--- START OF TASK INPUT ---

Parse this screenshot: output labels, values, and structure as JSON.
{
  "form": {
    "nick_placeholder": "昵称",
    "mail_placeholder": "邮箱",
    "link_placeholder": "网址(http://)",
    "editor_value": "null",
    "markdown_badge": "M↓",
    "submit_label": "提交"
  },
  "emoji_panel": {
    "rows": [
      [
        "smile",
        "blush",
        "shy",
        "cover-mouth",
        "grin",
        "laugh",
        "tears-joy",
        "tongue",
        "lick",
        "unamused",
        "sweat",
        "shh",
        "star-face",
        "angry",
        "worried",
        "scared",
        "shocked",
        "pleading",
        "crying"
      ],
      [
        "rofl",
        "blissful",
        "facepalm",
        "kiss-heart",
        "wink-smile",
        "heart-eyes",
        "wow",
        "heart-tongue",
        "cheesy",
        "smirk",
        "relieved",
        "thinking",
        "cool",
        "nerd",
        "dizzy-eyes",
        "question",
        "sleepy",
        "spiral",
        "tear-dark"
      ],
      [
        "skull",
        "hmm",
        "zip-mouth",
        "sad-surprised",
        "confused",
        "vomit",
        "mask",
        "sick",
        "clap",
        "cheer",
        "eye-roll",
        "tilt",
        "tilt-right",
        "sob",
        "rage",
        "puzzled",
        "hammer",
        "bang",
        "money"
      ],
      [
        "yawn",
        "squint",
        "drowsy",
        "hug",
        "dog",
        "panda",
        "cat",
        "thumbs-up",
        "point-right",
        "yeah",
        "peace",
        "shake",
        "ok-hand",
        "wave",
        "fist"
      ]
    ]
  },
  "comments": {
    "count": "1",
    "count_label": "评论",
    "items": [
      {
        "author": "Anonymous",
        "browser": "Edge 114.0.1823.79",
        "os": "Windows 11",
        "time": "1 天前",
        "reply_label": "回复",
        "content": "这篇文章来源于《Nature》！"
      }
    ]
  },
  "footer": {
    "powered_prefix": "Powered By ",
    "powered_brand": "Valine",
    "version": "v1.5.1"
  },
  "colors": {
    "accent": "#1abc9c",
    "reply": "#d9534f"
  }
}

--- END OF TASK INPUT ---

» WHAT IS EXPECTED:
Repeat each of the entries above precisely as given.

» SOLUTION:
Parse this screenshot: output labels, values, and structure as JSON.
{
  "form": {
    "nick_placeholder": "昵称",
    "mail_placeholder": "邮箱",
    "link_placeholder": "网址(http://)",
    "editor_value": "null",
    "markdown_badge": "M↓",
    "submit_label": "提交"
  },
  "emoji_panel": {
    "rows": [
      [
        "smile",
        "blush",
        "shy",
        "cover-mouth",
        "grin",
        "laugh",
        "tears-joy",
        "tongue",
        "lick",
        "unamused",
        "sweat",
        "shh",
        "star-face",
        "angry",
        "worried",
        "scared",
        "shocked",
        "pleading",
        "crying"
      ],
      [
        "rofl",
        "blissful",
        "facepalm",
        "kiss-heart",
        "wink-smile",
        "heart-eyes",
        "wow",
        "heart-tongue",
        "cheesy",
        "smirk",
        "relieved",
        "thinking",
        "cool",
        "nerd",
        "dizzy-eyes",
        "question",
        "sleepy",
        "spiral",
        "tear-dark"
      ],
      [
        "skull",
        "hmm",
        "zip-mouth",
        "sad-surprised",
        "confused",
        "vomit",
        "mask",
        "sick",
        "clap",
        "cheer",
        "eye-roll",
        "tilt",
        "tilt-right",
        "sob",
        "rage",
        "puzzled",
        "hammer",
        "bang",
        "money"
      ],
      [
        "yawn",
        "squint",
        "drowsy",
        "hug",
        "dog",
        "panda",
        "cat",
        "thumbs-up",
        "point-right",
        "yeah",
        "peace",
        "shake",
        "ok-hand",
        "wave",
        "fist"
      ]
    ]
  },
  "comments": {
    "count": "1",
    "count_label": "评论",
    "items": [
      {
        "author": "Anonymous",
        "browser": "Edge 114.0.1823.79",
        "os": "Windows 11",
        "time": "1 天前",
        "reply_label": "回复",
        "content": "这篇文章来源于《Nature》！"
      }
    ]
  },
  "footer": {
    "powered_prefix": "Powered By ",
    "powered_brand": "Valine",
    "version": "v1.5.1"
  },
  "colors": {
    "accent": "#1abc9c",
    "reply": "#d9534f"
  }
}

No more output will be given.